Goal: In the entries that follow, count each line containing "ylabel" and state the total, nothing more.

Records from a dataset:
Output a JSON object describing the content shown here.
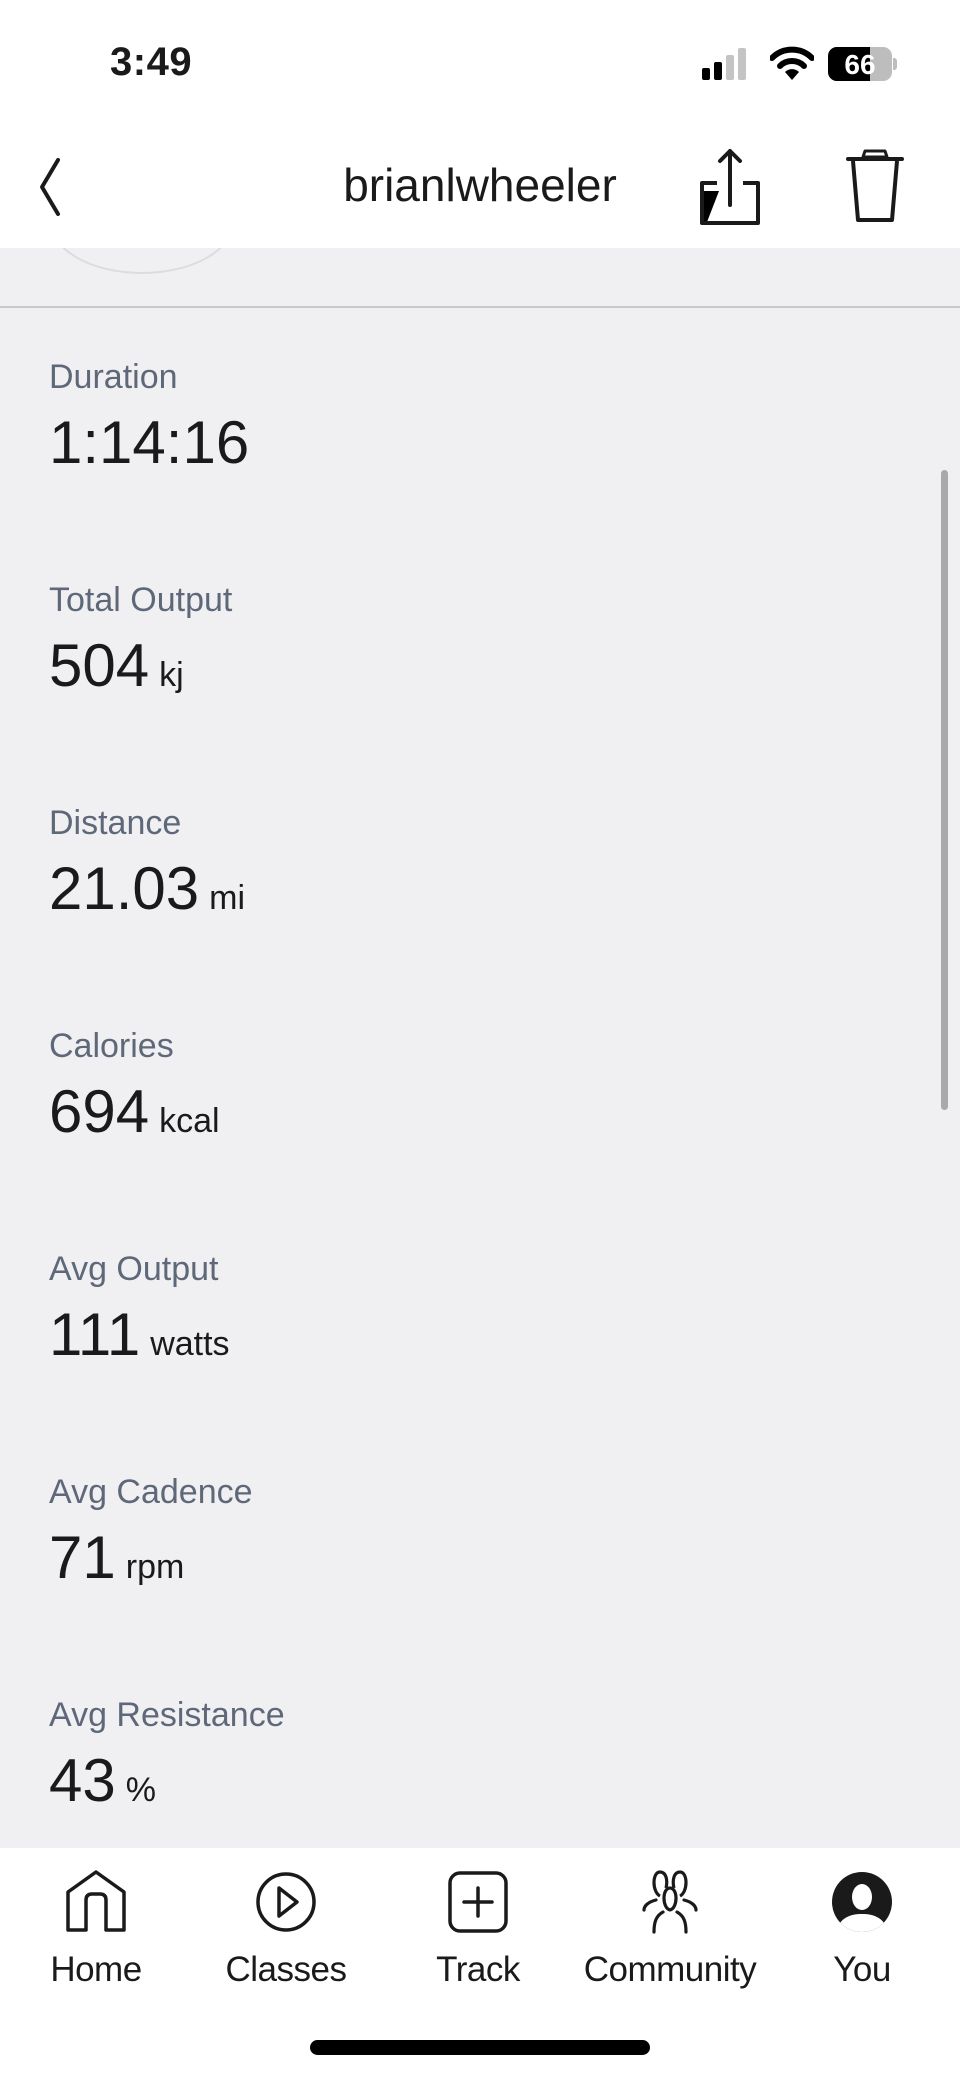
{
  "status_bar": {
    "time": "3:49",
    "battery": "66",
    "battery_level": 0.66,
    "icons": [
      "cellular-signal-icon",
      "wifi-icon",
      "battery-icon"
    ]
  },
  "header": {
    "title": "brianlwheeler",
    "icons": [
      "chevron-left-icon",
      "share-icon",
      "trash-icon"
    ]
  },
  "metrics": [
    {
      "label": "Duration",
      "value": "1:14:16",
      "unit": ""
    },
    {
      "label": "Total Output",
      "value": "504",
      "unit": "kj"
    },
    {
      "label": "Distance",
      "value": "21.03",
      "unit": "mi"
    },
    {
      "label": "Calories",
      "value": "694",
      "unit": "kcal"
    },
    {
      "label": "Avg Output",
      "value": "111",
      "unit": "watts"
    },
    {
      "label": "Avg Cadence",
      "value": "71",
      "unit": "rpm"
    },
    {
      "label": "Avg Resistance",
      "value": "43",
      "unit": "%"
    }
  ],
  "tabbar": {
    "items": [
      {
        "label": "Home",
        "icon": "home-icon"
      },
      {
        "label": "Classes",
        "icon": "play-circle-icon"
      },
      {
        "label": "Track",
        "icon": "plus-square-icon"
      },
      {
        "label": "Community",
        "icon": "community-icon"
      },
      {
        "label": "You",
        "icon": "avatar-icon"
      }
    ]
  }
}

---

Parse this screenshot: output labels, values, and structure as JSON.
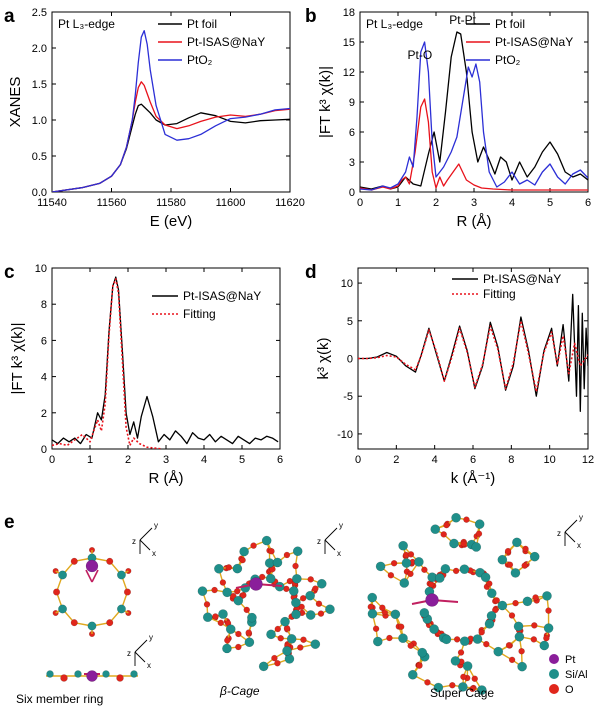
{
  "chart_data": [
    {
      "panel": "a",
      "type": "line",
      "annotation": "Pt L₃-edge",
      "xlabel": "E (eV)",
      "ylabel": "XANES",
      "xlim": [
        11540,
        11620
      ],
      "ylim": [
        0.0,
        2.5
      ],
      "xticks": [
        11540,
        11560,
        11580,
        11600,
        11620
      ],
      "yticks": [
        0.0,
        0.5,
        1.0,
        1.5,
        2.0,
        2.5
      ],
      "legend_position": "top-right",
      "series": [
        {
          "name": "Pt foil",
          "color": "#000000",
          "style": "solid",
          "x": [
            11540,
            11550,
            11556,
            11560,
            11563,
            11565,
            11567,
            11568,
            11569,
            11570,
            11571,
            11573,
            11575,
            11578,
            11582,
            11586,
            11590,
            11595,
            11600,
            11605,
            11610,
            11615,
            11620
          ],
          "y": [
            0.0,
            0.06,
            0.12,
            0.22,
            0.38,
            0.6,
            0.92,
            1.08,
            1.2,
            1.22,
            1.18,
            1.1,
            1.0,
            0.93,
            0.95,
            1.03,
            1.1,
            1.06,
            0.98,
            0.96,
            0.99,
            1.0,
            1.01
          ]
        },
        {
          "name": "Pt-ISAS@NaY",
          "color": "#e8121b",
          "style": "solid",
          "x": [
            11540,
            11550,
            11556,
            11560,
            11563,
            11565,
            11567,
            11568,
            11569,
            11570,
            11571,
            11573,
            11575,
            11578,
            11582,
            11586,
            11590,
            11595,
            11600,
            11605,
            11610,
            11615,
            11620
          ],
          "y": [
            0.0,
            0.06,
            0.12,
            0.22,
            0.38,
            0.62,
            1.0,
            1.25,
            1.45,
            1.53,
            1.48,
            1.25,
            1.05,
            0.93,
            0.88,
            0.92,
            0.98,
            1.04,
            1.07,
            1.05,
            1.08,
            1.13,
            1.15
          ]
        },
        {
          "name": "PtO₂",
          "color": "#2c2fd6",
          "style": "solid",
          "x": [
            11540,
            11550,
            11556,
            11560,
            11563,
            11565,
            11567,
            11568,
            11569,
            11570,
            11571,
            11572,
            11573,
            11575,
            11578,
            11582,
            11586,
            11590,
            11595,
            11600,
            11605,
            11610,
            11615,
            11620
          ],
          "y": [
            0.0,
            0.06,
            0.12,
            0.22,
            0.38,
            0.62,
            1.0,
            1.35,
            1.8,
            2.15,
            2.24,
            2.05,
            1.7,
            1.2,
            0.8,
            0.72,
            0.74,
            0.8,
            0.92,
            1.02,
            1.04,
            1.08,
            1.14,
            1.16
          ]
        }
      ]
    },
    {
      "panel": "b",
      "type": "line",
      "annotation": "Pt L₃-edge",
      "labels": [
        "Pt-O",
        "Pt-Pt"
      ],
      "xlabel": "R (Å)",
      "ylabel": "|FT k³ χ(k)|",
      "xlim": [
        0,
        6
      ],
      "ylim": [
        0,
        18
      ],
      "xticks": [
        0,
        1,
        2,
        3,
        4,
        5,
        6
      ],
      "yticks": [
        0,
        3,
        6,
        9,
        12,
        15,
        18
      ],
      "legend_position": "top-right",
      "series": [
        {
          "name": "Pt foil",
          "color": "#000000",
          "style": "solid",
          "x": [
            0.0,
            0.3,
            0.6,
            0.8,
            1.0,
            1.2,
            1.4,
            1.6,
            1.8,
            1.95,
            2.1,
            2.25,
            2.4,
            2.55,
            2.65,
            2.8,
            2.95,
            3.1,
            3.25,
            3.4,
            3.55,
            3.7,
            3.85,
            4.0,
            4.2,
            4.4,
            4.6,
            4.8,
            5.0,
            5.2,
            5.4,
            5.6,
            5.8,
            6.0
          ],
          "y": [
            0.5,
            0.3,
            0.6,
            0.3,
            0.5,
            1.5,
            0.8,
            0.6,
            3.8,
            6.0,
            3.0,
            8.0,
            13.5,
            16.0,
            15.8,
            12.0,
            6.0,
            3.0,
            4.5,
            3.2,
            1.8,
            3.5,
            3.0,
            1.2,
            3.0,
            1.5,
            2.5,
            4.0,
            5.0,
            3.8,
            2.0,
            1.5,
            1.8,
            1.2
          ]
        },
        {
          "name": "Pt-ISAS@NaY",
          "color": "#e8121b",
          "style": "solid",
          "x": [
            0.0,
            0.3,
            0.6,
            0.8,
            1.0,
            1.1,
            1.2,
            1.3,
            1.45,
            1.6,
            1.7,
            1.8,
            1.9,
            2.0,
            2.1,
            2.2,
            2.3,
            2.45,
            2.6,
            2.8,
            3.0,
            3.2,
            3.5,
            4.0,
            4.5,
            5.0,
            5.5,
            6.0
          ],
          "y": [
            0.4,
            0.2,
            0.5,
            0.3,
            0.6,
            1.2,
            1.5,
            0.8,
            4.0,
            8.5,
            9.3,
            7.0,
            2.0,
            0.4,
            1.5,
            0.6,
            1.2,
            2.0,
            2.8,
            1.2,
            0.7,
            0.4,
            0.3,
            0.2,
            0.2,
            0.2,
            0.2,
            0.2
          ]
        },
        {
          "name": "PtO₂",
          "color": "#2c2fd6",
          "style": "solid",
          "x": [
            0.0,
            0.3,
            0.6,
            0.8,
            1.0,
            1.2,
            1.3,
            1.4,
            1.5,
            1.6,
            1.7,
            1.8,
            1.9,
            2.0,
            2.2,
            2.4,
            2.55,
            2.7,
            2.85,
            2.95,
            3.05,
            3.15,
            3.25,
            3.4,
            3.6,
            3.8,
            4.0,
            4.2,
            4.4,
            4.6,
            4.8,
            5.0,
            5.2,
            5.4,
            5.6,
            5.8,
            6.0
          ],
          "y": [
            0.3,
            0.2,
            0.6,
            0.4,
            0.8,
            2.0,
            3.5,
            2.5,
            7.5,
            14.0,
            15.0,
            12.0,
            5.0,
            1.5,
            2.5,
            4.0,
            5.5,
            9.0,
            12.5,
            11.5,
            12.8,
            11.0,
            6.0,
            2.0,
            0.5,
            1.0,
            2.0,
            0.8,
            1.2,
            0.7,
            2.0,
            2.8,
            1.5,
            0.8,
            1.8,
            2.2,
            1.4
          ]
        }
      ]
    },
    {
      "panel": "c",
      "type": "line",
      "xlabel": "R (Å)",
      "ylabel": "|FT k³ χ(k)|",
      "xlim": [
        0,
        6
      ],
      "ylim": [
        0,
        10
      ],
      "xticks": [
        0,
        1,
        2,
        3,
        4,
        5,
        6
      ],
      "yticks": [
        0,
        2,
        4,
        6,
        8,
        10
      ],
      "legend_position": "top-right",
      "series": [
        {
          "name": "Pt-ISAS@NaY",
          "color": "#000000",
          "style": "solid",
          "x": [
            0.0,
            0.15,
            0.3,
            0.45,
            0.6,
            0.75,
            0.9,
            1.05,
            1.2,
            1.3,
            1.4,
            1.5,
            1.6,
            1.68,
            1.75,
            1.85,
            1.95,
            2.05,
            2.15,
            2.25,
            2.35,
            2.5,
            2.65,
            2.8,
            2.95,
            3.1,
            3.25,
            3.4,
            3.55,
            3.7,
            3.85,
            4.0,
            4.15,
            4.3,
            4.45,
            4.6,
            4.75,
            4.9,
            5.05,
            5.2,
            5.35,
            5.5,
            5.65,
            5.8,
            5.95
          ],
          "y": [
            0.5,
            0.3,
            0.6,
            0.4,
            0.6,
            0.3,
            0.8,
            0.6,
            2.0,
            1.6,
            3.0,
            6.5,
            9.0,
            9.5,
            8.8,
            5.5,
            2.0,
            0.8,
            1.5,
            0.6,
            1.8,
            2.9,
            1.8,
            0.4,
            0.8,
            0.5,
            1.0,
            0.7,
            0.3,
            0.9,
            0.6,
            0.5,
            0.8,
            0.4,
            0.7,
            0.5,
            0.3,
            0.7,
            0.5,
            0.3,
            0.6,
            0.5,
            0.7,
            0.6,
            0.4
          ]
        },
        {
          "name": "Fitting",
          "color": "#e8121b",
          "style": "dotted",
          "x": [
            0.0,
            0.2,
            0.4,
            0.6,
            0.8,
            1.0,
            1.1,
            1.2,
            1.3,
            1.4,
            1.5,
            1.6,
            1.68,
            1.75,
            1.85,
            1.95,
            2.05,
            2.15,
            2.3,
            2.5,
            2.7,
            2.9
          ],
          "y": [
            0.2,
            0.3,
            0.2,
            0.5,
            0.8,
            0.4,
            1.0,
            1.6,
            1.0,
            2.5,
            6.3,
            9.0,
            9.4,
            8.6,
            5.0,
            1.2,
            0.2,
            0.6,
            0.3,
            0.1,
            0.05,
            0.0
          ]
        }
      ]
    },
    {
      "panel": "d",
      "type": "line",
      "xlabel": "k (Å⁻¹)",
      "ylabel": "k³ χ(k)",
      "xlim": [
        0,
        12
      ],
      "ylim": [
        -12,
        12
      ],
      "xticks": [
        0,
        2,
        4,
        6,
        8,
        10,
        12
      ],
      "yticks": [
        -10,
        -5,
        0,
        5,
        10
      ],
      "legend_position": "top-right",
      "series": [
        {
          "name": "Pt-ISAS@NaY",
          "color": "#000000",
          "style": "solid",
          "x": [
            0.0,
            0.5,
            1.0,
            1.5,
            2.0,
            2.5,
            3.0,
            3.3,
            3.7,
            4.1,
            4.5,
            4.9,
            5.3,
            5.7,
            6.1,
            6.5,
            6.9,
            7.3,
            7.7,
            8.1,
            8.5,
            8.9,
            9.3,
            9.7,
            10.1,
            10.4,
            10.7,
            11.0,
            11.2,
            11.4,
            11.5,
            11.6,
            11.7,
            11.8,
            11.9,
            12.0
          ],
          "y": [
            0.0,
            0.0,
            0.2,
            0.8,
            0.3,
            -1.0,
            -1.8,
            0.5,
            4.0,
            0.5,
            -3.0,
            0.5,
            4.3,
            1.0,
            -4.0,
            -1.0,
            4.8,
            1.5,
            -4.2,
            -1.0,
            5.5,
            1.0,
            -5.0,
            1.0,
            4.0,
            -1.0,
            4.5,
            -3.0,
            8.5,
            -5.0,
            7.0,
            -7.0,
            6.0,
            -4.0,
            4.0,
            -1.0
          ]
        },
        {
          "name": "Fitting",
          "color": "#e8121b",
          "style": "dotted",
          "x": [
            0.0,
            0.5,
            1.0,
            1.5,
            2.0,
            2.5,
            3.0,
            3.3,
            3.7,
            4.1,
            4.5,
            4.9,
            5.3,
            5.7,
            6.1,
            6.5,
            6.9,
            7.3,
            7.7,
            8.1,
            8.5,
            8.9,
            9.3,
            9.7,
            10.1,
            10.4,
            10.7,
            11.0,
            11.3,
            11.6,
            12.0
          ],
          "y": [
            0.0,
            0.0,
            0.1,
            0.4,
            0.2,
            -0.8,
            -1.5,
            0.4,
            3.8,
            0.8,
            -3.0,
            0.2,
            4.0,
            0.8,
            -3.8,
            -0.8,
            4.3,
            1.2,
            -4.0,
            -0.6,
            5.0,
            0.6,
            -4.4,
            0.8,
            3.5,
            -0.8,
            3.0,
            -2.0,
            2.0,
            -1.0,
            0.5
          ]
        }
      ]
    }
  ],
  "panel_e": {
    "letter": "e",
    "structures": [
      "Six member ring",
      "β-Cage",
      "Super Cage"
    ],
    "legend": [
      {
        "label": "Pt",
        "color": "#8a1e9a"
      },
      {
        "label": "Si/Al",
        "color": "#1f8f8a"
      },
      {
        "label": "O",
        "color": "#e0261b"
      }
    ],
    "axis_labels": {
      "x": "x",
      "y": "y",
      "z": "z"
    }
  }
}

---

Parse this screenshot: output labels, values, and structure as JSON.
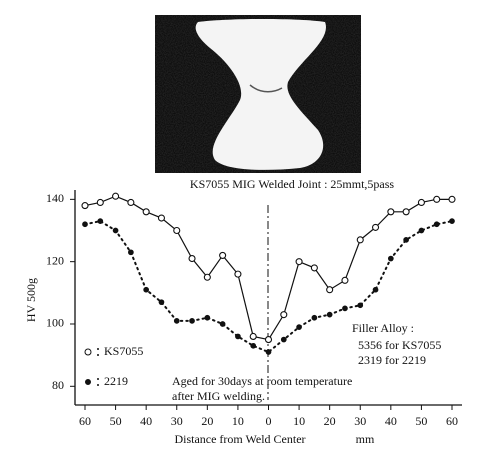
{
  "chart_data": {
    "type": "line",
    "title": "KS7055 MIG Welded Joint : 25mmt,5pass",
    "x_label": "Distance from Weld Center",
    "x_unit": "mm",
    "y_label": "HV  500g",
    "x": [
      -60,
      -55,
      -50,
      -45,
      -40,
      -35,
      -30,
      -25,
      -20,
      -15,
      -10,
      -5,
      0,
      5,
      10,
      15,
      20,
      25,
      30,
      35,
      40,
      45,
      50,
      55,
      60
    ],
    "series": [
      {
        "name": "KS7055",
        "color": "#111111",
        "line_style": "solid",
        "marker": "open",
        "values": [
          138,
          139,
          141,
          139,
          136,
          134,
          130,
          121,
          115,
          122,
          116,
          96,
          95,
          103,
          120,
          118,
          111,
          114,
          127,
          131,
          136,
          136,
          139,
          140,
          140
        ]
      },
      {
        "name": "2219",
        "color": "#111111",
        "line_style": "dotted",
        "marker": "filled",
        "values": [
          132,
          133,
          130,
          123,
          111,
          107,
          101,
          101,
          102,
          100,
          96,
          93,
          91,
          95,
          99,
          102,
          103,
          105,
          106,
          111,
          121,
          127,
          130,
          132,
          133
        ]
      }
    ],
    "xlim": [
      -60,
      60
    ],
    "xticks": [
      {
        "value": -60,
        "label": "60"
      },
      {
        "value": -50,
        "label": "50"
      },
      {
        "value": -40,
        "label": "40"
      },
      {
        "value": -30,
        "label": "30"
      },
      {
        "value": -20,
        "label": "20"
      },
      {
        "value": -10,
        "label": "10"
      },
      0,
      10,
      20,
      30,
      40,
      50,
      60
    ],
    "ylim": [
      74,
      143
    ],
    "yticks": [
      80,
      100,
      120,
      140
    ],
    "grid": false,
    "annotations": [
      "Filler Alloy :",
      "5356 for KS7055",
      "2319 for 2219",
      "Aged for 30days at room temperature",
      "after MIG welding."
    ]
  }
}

Exercise output: 4